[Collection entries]
[START]
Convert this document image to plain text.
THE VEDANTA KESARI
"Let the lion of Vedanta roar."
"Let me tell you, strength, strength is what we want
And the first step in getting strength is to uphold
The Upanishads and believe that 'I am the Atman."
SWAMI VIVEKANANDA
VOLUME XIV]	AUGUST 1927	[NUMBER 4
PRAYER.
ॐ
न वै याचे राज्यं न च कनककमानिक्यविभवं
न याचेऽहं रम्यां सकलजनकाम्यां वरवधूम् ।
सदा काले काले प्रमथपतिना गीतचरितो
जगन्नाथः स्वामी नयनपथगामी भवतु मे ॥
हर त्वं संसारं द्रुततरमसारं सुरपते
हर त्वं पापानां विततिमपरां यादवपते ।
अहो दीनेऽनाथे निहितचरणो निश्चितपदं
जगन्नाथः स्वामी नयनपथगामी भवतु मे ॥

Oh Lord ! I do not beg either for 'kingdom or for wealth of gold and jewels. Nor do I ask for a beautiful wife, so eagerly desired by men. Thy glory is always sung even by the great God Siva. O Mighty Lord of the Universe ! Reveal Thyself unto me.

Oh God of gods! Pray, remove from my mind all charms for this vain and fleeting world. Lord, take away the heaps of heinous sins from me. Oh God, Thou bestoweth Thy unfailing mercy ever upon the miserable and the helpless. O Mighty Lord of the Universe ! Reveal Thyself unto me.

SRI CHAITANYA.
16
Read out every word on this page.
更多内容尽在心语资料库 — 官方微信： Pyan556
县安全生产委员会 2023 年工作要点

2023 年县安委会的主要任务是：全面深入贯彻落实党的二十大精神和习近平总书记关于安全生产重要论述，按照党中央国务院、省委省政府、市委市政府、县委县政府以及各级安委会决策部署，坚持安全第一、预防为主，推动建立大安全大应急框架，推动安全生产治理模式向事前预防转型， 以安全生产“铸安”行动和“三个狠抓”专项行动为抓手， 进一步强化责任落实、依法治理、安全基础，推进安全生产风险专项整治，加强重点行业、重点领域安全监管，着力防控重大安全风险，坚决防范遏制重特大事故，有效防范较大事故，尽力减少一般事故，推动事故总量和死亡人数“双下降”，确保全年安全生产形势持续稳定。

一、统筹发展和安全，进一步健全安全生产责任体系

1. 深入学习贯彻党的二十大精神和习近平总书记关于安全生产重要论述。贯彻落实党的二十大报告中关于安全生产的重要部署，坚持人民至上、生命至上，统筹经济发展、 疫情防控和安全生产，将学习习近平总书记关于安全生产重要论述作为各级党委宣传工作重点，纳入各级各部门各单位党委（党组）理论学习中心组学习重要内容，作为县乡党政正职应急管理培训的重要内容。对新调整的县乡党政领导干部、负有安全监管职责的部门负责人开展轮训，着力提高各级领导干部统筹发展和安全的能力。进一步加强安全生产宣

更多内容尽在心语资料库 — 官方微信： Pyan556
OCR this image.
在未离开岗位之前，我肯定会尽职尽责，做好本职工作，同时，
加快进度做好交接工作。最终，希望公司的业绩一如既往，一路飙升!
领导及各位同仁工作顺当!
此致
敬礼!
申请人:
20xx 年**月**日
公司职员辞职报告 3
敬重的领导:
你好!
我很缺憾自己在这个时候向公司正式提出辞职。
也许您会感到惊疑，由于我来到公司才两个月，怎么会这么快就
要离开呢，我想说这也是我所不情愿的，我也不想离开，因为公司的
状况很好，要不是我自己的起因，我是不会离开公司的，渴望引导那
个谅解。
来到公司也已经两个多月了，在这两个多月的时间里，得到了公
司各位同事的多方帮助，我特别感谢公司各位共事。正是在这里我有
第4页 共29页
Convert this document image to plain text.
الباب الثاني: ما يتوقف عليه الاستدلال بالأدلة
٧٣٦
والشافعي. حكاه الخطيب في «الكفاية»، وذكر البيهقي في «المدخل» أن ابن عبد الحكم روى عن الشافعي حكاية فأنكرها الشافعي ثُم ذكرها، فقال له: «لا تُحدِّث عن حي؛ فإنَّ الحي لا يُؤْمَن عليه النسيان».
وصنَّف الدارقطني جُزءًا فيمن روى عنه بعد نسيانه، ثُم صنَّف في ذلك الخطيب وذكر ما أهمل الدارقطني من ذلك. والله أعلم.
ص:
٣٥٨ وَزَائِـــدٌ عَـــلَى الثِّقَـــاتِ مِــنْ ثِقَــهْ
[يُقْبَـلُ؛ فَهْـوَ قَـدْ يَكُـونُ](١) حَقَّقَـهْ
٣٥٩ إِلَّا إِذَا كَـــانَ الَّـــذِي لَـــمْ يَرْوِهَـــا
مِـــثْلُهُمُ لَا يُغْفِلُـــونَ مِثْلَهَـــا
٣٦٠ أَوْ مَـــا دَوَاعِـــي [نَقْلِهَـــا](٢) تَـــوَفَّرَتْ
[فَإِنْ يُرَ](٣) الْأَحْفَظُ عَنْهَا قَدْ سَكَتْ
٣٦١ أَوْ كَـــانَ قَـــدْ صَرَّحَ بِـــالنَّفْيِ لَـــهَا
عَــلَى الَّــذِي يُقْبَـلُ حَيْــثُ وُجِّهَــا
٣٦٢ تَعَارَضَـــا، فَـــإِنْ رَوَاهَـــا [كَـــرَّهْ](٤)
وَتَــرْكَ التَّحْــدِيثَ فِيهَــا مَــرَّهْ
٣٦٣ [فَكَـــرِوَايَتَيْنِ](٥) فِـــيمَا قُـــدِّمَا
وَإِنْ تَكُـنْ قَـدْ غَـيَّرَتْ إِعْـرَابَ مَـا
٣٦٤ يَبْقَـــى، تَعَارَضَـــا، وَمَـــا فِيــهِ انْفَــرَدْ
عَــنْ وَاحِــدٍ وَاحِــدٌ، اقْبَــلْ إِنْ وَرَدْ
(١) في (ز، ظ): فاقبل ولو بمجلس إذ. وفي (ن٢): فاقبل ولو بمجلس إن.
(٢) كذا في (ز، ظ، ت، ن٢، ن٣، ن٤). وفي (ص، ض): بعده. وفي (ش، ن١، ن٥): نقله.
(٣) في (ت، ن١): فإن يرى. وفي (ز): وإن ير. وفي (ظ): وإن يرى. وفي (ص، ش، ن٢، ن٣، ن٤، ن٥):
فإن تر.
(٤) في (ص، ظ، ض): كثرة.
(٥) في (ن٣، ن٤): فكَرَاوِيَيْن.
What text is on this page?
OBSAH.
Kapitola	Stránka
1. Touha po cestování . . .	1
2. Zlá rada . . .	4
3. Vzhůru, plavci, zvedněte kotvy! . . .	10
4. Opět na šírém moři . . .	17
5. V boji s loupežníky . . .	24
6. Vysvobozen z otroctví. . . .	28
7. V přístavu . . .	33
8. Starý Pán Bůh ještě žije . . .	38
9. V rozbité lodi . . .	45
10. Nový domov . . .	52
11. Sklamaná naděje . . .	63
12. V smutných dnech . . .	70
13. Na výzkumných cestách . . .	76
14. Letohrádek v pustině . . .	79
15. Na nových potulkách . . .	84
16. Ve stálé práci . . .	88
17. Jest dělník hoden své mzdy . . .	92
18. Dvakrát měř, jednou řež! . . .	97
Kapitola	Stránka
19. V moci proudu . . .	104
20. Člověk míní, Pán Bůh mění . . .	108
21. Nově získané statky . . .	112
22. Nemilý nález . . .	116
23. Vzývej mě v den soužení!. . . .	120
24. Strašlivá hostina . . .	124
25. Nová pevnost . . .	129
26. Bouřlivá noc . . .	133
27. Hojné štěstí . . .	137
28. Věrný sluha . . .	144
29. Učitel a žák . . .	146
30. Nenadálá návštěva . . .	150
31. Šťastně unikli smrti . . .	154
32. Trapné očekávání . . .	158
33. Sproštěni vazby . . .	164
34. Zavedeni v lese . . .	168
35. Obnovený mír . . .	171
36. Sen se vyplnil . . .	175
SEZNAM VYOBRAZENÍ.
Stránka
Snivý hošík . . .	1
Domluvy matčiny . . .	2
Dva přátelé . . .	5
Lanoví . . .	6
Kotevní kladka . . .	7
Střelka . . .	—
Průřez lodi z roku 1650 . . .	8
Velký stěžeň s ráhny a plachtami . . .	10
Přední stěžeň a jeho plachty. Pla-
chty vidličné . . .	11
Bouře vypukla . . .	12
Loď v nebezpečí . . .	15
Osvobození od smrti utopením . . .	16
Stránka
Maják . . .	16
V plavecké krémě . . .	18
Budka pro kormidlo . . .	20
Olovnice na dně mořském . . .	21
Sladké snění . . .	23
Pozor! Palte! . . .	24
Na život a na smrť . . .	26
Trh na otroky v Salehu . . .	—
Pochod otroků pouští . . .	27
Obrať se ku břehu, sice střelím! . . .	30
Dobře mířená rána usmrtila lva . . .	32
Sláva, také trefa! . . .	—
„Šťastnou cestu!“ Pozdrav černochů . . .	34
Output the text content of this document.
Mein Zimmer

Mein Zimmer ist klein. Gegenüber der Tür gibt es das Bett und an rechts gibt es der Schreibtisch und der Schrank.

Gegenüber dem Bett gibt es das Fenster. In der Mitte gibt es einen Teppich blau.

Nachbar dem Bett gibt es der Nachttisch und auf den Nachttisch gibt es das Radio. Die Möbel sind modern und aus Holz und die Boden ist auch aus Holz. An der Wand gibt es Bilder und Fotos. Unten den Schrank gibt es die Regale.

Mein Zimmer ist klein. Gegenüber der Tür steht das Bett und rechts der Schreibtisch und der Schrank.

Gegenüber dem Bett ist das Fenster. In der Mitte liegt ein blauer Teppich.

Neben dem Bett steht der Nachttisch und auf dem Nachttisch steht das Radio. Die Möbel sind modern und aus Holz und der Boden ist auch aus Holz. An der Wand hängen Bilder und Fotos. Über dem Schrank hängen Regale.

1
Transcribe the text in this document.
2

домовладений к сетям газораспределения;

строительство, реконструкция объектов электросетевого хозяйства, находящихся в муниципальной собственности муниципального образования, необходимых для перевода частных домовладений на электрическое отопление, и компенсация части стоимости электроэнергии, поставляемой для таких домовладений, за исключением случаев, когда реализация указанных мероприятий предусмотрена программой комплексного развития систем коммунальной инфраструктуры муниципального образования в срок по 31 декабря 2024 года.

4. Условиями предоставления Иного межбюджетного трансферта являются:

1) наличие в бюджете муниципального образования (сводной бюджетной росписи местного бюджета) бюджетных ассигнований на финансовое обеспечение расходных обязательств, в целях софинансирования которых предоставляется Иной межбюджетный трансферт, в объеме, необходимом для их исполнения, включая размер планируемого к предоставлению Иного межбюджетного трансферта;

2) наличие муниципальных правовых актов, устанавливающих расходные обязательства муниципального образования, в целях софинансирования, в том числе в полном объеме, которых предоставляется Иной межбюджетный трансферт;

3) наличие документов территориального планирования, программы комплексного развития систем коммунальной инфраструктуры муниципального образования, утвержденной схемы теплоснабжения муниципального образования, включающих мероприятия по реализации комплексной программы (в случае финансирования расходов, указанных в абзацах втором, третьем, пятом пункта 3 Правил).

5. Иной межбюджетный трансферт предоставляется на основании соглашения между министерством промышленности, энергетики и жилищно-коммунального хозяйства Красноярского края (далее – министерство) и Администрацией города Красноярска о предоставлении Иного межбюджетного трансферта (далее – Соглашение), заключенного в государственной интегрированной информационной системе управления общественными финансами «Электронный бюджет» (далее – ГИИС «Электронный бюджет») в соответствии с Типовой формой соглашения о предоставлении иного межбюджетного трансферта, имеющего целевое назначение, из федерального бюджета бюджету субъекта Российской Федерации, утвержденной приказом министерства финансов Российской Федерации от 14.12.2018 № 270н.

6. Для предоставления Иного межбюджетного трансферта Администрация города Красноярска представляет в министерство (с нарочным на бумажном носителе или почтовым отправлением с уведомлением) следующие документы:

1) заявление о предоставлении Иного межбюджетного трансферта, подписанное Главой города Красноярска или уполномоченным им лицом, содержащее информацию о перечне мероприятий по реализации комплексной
[END]
**Given instruction:**
From the records above, report the count of lines containing "lodi" and nothing more.

**Completed task:**
2